For the records below, say how many lines contain the string "гражданства". Give the number only.
::: Material for this task :::
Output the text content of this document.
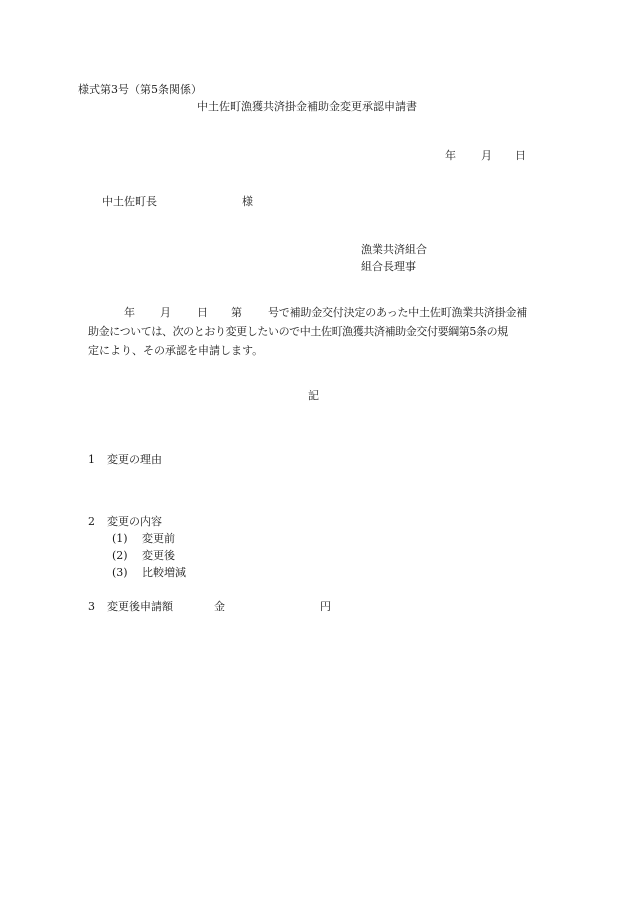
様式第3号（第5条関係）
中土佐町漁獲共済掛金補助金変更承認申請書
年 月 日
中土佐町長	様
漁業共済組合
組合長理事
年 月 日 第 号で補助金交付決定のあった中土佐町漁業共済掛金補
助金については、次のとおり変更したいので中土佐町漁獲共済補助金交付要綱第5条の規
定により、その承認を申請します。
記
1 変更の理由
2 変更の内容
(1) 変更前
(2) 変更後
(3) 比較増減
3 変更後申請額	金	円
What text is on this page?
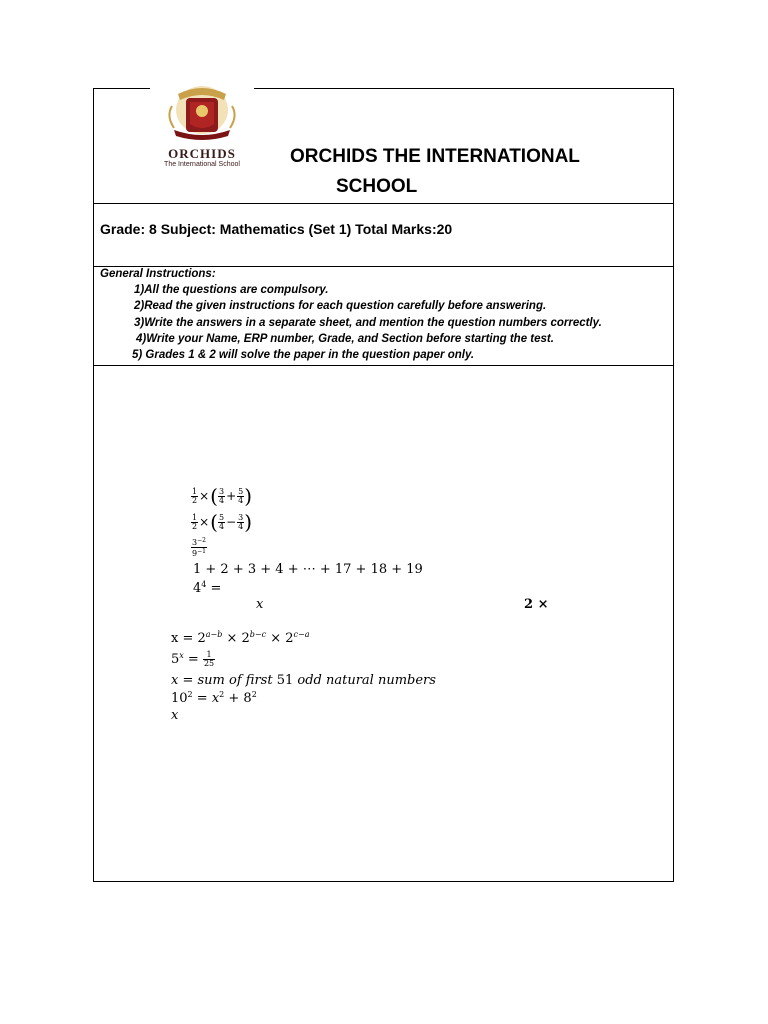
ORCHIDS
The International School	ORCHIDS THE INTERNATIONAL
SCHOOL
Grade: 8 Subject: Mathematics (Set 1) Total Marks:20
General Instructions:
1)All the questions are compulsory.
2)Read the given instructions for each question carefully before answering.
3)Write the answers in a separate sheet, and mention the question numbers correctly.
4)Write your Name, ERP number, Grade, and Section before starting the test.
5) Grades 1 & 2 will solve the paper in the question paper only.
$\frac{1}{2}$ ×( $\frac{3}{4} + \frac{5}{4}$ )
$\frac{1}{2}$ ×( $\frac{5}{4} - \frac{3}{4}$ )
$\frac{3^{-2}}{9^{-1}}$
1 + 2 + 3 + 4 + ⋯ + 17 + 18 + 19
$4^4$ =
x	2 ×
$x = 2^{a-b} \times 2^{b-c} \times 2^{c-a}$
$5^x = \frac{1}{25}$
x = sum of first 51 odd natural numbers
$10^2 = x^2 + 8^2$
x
:::
::: Material for this task :::
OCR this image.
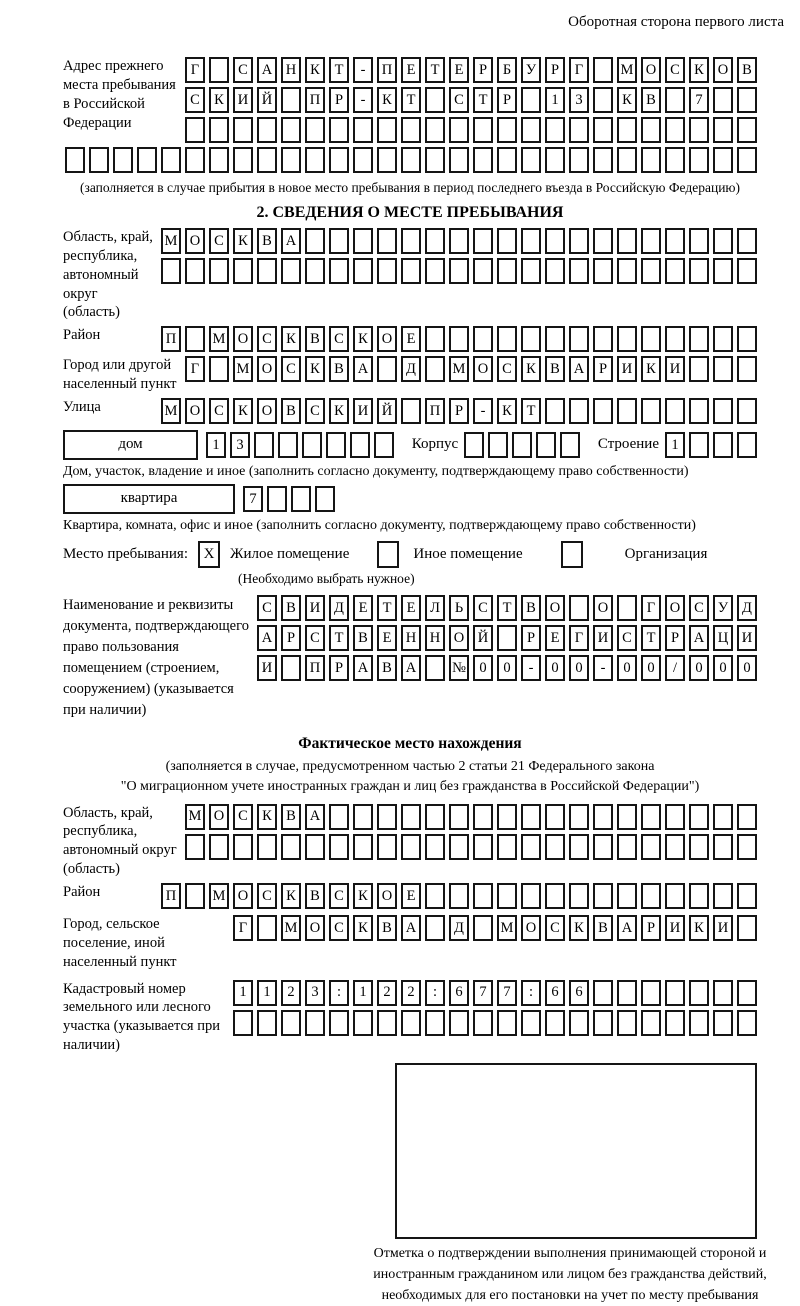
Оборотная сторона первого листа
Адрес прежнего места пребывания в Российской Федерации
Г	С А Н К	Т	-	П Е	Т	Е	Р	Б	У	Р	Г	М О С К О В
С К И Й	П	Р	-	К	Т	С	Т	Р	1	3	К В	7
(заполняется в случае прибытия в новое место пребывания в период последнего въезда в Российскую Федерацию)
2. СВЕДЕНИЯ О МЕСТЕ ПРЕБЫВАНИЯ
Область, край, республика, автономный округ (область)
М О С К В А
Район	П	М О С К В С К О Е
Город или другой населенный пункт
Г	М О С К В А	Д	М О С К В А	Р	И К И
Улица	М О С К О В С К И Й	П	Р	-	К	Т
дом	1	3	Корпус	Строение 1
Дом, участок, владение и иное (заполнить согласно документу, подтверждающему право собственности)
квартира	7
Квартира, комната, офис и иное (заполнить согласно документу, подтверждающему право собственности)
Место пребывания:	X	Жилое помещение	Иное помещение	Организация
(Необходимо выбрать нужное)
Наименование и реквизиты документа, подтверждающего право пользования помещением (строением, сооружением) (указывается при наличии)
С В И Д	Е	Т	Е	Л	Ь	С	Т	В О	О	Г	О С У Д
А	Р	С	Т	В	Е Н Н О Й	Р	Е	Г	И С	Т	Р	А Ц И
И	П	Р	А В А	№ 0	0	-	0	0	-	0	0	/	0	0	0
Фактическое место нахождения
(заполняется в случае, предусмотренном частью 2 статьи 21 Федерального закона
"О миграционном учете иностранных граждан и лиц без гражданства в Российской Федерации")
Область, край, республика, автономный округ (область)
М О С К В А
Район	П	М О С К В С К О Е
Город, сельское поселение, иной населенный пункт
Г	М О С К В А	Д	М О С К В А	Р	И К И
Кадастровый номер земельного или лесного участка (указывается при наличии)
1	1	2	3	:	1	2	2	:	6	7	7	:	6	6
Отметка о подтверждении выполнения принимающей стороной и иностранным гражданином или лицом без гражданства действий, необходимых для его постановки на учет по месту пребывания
:::
::: Material for this task :::
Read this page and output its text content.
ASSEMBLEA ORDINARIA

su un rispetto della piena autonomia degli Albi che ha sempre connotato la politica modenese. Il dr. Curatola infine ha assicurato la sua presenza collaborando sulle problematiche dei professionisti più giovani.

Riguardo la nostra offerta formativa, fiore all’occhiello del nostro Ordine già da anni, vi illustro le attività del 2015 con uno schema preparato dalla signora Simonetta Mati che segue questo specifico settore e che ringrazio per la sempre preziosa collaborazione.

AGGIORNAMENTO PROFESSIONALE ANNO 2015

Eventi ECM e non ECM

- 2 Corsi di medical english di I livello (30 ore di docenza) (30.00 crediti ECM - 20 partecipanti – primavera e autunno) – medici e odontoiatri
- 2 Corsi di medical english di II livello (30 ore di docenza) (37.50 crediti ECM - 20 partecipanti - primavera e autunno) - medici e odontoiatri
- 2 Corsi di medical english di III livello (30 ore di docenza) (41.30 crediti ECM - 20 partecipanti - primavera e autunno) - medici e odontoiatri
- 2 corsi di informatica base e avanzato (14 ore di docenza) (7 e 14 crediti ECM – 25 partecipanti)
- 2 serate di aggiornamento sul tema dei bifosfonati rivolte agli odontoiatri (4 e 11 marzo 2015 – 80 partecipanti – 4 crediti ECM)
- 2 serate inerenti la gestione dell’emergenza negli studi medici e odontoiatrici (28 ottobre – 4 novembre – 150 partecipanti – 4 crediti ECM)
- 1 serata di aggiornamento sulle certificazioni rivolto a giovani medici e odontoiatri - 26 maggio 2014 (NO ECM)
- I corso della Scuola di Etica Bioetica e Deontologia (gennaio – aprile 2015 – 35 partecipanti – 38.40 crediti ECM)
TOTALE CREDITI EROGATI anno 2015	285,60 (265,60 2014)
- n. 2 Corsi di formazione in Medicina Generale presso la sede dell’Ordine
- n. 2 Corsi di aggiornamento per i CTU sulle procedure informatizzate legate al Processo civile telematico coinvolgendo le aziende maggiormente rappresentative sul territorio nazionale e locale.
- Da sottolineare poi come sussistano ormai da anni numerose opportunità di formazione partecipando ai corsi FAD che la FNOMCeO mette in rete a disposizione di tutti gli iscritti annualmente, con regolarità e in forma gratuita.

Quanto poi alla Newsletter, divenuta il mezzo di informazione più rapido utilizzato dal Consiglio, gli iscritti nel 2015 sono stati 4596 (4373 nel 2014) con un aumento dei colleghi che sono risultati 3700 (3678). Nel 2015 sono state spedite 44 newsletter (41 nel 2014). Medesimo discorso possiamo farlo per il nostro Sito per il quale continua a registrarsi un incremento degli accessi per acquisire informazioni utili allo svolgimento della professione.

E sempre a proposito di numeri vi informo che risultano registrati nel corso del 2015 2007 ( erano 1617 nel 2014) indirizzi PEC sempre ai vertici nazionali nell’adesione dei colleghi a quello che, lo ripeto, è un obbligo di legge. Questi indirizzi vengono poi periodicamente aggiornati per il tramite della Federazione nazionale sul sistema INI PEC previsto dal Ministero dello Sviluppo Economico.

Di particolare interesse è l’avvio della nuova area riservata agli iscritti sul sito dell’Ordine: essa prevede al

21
:::
**Reply**
2